Each line holding the word "Guidelines" must appear in the answer, copied from the entries.

Stored data entries:
Content starts

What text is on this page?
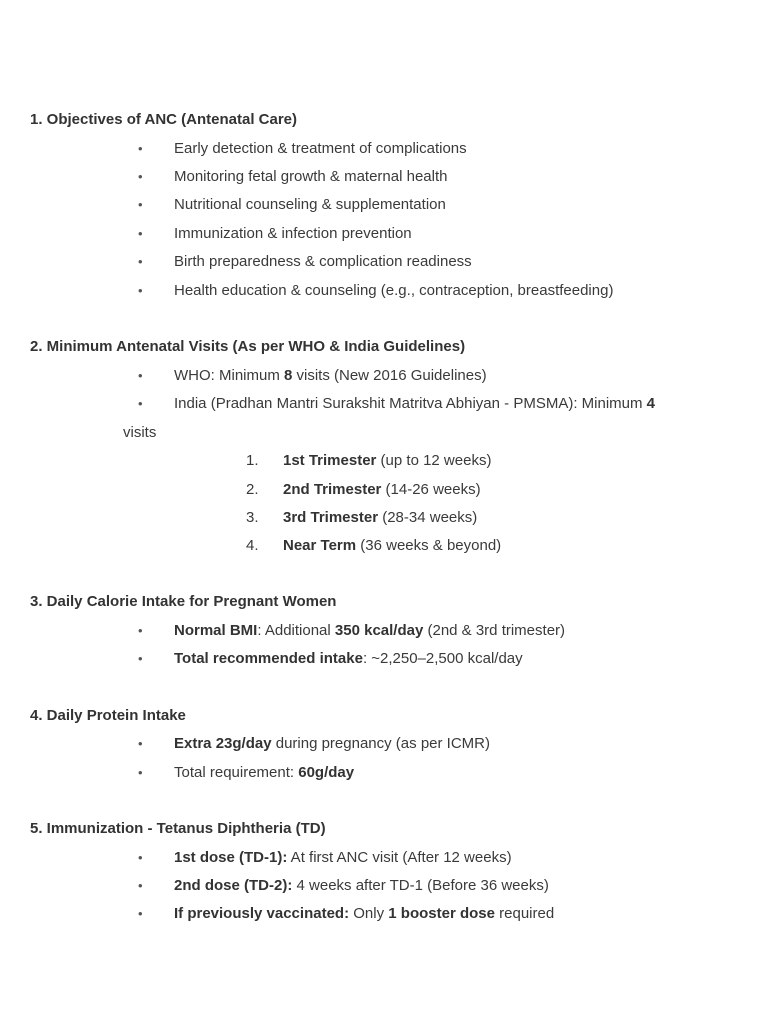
1. Objectives of ANC (Antenatal Care)
• Early detection & treatment of complications
• Monitoring fetal growth & maternal health
• Nutritional counseling & supplementation
• Immunization & infection prevention
• Birth preparedness & complication readiness
• Health education & counseling (e.g., contraception, breastfeeding)
2. Minimum Antenatal Visits (As per WHO & India Guidelines)
• WHO: Minimum 8 visits (New 2016 Guidelines)
• India (Pradhan Mantri Surakshit Matritva Abhiyan - PMSMA): Minimum 4
visits
1. 1st Trimester (up to 12 weeks)
2. 2nd Trimester (14-26 weeks)
3. 3rd Trimester (28-34 weeks)
4. Near Term (36 weeks & beyond)
3. Daily Calorie Intake for Pregnant Women
• Normal BMI: Additional 350 kcal/day (2nd & 3rd trimester)
• Total recommended intake: ~2,250–2,500 kcal/day
4. Daily Protein Intake
• Extra 23g/day during pregnancy (as per ICMR)
• Total requirement: 60g/day
5. Immunization - Tetanus Diphtheria (TD)
• 1st dose (TD-1): At first ANC visit (After 12 weeks)
• 2nd dose (TD-2): 4 weeks after TD-1 (Before 36 weeks)
• If previously vaccinated: Only 1 booster dose required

Content ends

- [Expected answer]
2. Minimum Antenatal Visits (As per WHO & India Guidelines)
• WHO: Minimum 8 visits (New 2016 Guidelines)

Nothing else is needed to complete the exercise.